Objectif de l'exercice ▸ Écrivez la suite de l'extrait sur les minutes de repos et de repas que les fabricants volent aux ouvriers, en reprenant juste après sa dernière phrase.

Extrait choisi ▸
Le même phénomène s'est reproduit sur une plus petite échelle pendant la terrible crise cotonnière de 1861-65.
« Quand nous surprenons des ouvriers en train de travailler pendant les heures de repas ou dans tout autre moment illégal, on nous donne pour prétexte qu'ils ne veulent pas pour rien au monde abandonner la fabrique, et que l'on est même obligé de les forcer à interrompre le travail (nettoyage des machines, etc.), particulièrement le samedi dans l'après-midi. Mais si « les bras » restent dans la fabrique quand les machines sont arrêtées, cela provient tout simplement de ce qu'entre 6 heures du matin et 6 heures du soir, dans les heures de travail légales, il ne leur a été accordé aucun moment de répit pour accomplir ces sortes d'opérations. »
« Le profit extra que donne le travail prolongé au-delà du temps fixé par la loi semble être pour beaucoup de fabricants une tentation trop grande pour qu'ils puissent y résister. Ils comptent sur la chance de n'être pas surpris en flagrant délit et calculent que, même dans le cas où ils seraient découverts, l'insignifiance des amendes et des frais de justice leur assure encore un bilan en leur faveur. » « Quand le temps additionnel est obtenu dans le cours de la journée par une multiplication de petits vols (a multiplication of small thefts), les inspecteurs éprouvent, pour constater les délits et établir leurs preuves, des difficultés presque insurmontables. » Ils désignent aussi ces petits vols du capital sur le temps des repas et les instants de délassement des travailleurs sous le nom de « petty pilferings of minutes », petits filoutages de minutes, « snatching a few minutes » escamotage de minutes; ou bien encore ils emploient les termes techniques des ouvriers : « Nibbling and cribbling at mealtimes ».

Données extraites ▸
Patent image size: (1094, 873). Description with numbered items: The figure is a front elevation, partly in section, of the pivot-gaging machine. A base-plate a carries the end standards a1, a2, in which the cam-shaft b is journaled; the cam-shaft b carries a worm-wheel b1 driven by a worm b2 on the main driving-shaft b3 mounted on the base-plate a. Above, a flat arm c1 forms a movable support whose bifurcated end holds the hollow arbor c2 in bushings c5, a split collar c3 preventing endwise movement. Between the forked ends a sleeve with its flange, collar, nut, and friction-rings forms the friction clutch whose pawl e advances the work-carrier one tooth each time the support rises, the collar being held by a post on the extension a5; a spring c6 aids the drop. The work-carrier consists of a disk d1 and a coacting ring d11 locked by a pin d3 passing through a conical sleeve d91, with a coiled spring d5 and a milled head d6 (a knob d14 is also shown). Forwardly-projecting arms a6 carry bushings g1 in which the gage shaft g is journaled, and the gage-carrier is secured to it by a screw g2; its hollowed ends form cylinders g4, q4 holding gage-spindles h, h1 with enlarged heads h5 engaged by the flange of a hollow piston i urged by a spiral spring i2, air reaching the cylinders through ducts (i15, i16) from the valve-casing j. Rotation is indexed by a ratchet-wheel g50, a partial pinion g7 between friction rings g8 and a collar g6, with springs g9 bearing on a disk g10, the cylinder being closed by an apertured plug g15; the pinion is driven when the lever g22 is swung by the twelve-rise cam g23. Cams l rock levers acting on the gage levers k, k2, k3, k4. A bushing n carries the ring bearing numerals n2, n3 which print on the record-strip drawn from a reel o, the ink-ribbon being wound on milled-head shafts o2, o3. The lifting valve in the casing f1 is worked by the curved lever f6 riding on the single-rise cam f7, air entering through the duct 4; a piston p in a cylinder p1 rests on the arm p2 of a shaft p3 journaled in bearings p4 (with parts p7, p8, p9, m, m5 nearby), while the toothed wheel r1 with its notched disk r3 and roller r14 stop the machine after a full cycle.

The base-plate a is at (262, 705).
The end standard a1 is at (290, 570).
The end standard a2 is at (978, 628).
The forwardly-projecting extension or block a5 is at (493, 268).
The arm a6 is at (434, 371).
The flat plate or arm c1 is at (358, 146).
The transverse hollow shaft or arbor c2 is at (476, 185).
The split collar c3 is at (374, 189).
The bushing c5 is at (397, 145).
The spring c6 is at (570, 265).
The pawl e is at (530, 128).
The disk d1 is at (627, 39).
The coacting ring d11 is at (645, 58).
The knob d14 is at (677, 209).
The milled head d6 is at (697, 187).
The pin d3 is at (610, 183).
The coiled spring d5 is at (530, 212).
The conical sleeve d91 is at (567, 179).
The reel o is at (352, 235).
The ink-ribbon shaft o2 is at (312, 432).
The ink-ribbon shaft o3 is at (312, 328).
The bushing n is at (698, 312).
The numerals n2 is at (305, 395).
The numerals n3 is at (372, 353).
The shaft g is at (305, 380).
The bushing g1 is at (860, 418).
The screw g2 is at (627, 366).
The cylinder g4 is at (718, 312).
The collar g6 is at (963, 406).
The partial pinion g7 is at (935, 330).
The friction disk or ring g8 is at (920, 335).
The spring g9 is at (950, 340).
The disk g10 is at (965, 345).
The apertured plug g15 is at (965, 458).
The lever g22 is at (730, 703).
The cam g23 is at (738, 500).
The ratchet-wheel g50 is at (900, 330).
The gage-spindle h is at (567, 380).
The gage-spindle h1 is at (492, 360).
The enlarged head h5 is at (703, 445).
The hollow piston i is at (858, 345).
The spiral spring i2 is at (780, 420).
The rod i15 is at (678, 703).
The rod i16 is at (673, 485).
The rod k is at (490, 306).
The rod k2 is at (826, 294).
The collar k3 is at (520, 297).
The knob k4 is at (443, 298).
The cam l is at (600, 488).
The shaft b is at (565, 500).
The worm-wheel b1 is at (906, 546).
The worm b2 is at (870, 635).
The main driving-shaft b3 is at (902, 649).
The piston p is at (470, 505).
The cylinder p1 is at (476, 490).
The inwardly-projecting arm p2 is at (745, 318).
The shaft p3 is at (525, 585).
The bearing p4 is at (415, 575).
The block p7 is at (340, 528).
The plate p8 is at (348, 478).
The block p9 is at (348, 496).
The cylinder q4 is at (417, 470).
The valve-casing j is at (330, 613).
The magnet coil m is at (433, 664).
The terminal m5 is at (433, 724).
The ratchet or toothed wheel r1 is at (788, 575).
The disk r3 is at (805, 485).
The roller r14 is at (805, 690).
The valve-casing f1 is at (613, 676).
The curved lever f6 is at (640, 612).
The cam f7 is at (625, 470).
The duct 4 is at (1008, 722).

Réponse rédigée ▸
On le voit, dans cette atmosphère, la formation de la plus-value par le surtravail ou le travail extra n'est pas un secret. « Si vous me permettez, me disait un honorable fabricant, de faire travailler chaque jour dix minutes de plus que le temps légal, vous mettrez chaque année mille livres sterling dans ma poche. » « Les atomes du temps sont les éléments du gain! »
3) Le taux de profit
Capital constant et capital variable (C+V) constituent pour le capitaliste son coût de production. C'est ce qu'il doit débourser pour faire produire des marchandises et s'approprier ainsi la plus-value (PL).
Le taux de profit pour le capitaliste est le rapport entre la plus-value et le capital total avancé : capital variable ou force de travail (V) et capital constant (C).
Taux de profit = PL/(C+V)
Les capitalistes apparaissent donc « assoiffés » de plus-value : leur taux de profit en dépend. En effet, le taux de profit peut aussi s'écrire
PL/V/(C/V +1)
On voit donc qu'il dépend du taux de plus-value.